## Brief
Check every line of the entries for "干细胞耗竭", and copy the lines that hold it.

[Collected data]
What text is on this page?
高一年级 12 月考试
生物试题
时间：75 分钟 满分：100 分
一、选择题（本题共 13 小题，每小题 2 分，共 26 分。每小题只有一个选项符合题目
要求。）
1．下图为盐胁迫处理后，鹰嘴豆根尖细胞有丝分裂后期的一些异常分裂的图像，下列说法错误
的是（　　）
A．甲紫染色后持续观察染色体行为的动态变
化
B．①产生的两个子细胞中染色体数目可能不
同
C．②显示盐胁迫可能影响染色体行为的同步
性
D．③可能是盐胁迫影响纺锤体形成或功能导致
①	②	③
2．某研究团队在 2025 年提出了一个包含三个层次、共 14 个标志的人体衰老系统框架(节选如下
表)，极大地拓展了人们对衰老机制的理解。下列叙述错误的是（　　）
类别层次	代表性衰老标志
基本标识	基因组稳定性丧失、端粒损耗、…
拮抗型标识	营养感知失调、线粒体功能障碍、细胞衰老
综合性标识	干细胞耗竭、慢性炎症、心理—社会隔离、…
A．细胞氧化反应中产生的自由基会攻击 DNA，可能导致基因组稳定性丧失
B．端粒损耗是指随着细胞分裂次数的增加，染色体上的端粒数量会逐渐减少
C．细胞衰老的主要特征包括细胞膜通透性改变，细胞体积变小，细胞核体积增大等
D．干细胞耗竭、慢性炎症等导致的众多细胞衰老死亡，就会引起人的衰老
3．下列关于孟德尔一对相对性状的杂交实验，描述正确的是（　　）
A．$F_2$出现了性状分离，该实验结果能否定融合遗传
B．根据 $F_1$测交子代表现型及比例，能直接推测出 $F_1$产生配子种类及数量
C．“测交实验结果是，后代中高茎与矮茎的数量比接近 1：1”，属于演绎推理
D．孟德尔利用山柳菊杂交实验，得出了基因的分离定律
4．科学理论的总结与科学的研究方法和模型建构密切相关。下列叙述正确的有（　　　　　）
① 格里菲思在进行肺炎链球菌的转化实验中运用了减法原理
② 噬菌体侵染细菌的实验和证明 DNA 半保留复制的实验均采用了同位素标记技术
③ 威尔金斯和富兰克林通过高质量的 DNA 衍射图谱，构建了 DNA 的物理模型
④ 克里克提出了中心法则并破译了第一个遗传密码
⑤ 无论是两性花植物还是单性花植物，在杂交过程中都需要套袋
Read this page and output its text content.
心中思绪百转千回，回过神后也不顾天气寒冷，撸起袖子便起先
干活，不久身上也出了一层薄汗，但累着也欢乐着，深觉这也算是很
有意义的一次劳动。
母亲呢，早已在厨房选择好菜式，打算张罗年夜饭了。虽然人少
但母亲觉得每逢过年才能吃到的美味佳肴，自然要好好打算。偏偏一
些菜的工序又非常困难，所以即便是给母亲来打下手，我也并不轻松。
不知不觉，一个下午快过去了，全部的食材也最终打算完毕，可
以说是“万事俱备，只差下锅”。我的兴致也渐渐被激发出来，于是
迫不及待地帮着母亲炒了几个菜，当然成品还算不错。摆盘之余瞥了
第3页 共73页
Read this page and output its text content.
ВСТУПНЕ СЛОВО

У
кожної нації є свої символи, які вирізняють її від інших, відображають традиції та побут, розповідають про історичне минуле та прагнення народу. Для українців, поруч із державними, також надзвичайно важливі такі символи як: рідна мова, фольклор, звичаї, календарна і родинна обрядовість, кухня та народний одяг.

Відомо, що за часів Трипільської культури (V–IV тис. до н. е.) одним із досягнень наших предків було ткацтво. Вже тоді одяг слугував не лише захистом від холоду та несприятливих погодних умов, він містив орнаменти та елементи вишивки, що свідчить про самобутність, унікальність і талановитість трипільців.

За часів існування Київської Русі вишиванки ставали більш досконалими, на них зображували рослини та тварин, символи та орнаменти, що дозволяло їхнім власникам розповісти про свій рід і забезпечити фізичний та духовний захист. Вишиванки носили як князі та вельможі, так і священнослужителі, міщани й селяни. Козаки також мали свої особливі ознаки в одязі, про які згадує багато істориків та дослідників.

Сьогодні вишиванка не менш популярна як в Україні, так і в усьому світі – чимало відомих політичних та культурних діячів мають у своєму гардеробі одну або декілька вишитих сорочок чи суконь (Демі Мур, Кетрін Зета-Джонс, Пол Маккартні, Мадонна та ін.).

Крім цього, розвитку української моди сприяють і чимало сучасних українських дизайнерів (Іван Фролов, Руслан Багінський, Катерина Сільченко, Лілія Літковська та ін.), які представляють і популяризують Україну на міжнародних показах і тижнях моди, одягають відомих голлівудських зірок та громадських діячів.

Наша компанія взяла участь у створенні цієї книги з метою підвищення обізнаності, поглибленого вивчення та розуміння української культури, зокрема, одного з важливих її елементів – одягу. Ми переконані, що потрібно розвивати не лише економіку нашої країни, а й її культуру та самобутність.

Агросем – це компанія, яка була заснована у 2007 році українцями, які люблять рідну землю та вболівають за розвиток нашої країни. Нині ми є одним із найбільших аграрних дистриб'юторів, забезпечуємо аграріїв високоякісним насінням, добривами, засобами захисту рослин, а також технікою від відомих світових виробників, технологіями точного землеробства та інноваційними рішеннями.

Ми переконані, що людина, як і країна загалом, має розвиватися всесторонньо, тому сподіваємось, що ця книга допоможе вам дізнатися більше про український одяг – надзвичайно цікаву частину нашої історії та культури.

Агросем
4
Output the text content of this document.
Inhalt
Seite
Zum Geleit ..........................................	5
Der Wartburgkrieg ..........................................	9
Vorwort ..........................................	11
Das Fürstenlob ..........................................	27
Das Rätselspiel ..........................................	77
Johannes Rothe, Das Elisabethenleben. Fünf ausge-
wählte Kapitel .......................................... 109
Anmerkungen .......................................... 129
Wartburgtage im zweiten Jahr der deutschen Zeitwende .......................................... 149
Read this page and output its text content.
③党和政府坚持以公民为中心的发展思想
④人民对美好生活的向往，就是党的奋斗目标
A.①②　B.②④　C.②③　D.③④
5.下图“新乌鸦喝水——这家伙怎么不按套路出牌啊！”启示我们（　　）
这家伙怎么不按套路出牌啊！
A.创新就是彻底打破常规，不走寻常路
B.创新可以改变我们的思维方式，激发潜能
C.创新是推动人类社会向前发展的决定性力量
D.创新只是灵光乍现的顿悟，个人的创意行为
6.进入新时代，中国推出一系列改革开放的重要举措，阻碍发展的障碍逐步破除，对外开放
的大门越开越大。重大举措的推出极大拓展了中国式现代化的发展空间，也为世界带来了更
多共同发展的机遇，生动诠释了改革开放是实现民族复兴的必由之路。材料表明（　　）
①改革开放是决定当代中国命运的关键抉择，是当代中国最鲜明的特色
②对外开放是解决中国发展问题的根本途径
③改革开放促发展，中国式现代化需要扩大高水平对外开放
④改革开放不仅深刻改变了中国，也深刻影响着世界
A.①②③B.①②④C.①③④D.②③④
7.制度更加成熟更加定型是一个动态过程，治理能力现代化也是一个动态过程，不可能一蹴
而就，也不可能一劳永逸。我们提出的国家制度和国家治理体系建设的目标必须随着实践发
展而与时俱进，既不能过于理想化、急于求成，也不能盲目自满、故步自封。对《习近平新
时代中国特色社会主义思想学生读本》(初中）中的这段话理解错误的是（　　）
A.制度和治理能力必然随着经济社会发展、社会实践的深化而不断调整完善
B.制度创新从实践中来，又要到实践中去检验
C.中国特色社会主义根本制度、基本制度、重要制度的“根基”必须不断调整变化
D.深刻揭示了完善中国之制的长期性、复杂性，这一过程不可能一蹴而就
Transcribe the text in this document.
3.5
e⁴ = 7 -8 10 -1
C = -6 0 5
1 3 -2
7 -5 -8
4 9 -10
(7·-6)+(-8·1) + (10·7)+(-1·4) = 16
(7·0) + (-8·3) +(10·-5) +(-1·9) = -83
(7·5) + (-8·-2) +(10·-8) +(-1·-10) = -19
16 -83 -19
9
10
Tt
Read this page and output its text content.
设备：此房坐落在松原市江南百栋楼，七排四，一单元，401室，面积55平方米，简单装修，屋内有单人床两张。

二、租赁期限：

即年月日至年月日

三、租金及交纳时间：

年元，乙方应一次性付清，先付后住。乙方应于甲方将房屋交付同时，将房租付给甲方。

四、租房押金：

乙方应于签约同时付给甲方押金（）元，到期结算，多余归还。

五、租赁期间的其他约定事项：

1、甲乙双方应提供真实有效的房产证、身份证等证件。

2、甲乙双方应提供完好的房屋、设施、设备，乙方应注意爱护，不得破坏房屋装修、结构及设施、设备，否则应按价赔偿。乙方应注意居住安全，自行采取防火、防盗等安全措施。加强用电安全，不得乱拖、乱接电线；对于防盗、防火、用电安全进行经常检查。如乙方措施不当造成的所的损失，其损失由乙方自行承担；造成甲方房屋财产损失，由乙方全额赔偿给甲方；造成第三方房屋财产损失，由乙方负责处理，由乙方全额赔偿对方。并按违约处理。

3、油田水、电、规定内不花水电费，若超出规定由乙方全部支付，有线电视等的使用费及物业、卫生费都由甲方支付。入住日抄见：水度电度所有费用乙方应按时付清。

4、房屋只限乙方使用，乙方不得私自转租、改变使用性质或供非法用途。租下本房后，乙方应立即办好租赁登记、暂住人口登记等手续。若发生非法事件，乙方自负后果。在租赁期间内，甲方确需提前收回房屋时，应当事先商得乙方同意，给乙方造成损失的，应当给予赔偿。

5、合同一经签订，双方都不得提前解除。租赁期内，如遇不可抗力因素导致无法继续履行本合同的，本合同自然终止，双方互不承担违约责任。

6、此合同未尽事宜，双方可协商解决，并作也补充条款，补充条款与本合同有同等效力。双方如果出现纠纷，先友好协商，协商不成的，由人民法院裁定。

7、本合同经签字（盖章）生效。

## Expected answer
综合性标识	干细胞耗竭、慢性炎症、心理—社会隔离、…
D．干细胞耗竭、慢性炎症等导致的众多细胞衰老死亡，就会引起人的衰老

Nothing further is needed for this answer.